Your reply should be a single number: how many lines contain the string "with".

[Extracted data entries]
--- START ---

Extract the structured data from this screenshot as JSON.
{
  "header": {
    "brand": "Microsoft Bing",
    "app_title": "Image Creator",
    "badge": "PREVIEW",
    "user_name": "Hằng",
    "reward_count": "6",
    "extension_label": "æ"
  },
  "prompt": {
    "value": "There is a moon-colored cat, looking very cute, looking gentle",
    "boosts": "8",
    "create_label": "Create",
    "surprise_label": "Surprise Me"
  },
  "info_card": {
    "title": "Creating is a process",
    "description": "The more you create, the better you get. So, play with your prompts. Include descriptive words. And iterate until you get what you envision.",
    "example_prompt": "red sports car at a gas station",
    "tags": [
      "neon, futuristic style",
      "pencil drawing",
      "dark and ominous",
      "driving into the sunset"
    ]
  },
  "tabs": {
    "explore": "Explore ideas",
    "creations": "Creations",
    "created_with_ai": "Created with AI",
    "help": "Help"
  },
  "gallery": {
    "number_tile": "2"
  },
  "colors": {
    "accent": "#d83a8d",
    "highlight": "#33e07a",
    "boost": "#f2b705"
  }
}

--- END ---
--- START ---

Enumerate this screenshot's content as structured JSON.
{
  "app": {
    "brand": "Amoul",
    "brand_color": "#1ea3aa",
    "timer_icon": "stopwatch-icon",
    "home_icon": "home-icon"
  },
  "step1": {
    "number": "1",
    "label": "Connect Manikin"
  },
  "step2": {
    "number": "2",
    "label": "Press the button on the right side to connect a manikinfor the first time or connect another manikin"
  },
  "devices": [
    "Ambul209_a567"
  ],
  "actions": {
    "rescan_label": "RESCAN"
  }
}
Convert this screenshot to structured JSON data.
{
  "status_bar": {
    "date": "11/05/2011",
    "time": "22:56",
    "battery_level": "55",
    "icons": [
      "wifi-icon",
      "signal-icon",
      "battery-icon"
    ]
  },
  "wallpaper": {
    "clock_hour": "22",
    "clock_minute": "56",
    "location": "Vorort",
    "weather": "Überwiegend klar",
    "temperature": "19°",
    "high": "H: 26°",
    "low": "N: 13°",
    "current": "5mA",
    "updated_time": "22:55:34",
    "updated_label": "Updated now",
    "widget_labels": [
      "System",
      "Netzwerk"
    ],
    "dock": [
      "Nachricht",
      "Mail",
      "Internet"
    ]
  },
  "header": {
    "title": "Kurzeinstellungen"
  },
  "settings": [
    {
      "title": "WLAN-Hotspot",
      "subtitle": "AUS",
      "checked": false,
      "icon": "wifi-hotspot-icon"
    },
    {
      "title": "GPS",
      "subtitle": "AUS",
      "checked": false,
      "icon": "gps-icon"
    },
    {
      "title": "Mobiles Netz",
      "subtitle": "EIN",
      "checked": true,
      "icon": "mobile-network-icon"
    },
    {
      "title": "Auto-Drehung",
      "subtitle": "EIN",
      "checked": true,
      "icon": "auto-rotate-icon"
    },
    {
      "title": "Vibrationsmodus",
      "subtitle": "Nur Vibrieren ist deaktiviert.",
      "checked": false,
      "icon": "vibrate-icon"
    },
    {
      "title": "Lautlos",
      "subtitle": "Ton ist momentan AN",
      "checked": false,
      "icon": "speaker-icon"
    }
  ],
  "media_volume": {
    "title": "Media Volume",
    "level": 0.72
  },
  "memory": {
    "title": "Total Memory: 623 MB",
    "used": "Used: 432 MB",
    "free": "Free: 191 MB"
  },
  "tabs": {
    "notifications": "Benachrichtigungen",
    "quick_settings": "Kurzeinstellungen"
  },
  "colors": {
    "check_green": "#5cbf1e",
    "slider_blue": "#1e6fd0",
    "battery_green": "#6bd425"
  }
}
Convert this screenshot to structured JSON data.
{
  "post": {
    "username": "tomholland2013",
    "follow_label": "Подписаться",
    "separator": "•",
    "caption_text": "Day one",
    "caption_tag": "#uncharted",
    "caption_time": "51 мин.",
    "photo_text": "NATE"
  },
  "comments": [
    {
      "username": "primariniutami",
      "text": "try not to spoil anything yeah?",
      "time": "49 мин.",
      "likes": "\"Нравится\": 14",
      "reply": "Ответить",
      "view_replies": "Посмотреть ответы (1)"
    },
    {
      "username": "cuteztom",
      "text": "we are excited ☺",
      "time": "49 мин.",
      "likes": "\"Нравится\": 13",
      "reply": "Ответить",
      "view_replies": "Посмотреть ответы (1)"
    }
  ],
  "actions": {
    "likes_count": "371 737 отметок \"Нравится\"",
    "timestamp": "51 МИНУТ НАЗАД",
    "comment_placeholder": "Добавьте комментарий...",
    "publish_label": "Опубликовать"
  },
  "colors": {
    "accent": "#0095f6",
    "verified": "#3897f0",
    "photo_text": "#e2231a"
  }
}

--- END ---

=== WRITTEN SOLUTION ===
2